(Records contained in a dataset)
** BEGIN **

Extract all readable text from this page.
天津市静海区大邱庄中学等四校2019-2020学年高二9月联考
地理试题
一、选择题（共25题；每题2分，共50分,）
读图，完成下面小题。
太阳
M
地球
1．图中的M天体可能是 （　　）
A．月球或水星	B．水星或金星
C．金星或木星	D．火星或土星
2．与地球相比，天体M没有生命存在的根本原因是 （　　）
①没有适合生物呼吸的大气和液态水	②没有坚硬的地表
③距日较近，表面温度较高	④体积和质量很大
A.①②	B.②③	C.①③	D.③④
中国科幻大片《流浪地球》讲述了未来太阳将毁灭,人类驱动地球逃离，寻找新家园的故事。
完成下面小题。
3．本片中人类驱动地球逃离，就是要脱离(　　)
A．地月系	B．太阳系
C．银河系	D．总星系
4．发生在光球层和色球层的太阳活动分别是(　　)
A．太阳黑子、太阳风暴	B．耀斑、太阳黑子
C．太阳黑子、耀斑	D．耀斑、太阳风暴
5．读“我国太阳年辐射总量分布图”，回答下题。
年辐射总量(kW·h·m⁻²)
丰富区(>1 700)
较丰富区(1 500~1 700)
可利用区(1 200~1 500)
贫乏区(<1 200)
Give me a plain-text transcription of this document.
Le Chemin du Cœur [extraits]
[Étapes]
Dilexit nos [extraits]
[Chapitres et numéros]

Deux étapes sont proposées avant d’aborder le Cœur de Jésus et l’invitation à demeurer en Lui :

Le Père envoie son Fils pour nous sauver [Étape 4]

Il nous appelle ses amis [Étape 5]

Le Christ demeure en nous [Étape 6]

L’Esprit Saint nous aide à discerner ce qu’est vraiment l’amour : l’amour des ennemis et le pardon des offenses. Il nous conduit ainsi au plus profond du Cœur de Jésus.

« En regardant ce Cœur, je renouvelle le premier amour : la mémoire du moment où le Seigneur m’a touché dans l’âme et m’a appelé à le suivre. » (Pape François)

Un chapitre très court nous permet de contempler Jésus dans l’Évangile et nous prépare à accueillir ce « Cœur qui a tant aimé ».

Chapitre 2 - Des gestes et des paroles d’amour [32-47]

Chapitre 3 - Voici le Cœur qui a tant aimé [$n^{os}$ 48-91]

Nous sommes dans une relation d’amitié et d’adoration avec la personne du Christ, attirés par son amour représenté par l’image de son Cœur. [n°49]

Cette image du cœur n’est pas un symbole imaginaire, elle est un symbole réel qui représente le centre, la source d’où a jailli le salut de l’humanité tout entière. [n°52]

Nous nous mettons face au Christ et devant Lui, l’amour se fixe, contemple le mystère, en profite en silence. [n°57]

** END **

WHAT YOU ARE ASKED TO DO: Quote every entry exactly.

WORKED SOLUTION:
Extract all readable text from this page.
天津市静海区大邱庄中学等四校2019-2020学年高二9月联考
地理试题
一、选择题（共25题；每题2分，共50分,）
读图，完成下面小题。
太阳
M
地球
1．图中的M天体可能是 （　　）
A．月球或水星	B．水星或金星
C．金星或木星	D．火星或土星
2．与地球相比，天体M没有生命存在的根本原因是 （　　）
①没有适合生物呼吸的大气和液态水	②没有坚硬的地表
③距日较近，表面温度较高	④体积和质量很大
A.①②	B.②③	C.①③	D.③④
中国科幻大片《流浪地球》讲述了未来太阳将毁灭,人类驱动地球逃离，寻找新家园的故事。
完成下面小题。
3．本片中人类驱动地球逃离，就是要脱离(　　)
A．地月系	B．太阳系
C．银河系	D．总星系
4．发生在光球层和色球层的太阳活动分别是(　　)
A．太阳黑子、太阳风暴	B．耀斑、太阳黑子
C．太阳黑子、耀斑	D．耀斑、太阳风暴
5．读“我国太阳年辐射总量分布图”，回答下题。
年辐射总量(kW·h·m⁻²)
丰富区(>1 700)
较丰富区(1 500~1 700)
可利用区(1 200~1 500)
贫乏区(<1 200)
Give me a plain-text transcription of this document.
Le Chemin du Cœur [extraits]
[Étapes]
Dilexit nos [extraits]
[Chapitres et numéros]

Deux étapes sont proposées avant d’aborder le Cœur de Jésus et l’invitation à demeurer en Lui :

Le Père envoie son Fils pour nous sauver [Étape 4]

Il nous appelle ses amis [Étape 5]

Le Christ demeure en nous [Étape 6]

L’Esprit Saint nous aide à discerner ce qu’est vraiment l’amour : l’amour des ennemis et le pardon des offenses. Il nous conduit ainsi au plus profond du Cœur de Jésus.

« En regardant ce Cœur, je renouvelle le premier amour : la mémoire du moment où le Seigneur m’a touché dans l’âme et m’a appelé à le suivre. » (Pape François)

Un chapitre très court nous permet de contempler Jésus dans l’Évangile et nous prépare à accueillir ce « Cœur qui a tant aimé ».

Chapitre 2 - Des gestes et des paroles d’amour [32-47]

Chapitre 3 - Voici le Cœur qui a tant aimé [$n^{os}$ 48-91]

Nous sommes dans une relation d’amitié et d’adoration avec la personne du Christ, attirés par son amour représenté par l’image de son Cœur. [n°49]

Cette image du cœur n’est pas un symbole imaginaire, elle est un symbole réel qui représente le centre, la source d’où a jailli le salut de l’humanité tout entière. [n°52]

Nous nous mettons face au Christ et devant Lui, l’amour se fixe, contemple le mystère, en profite en silence. [n°57]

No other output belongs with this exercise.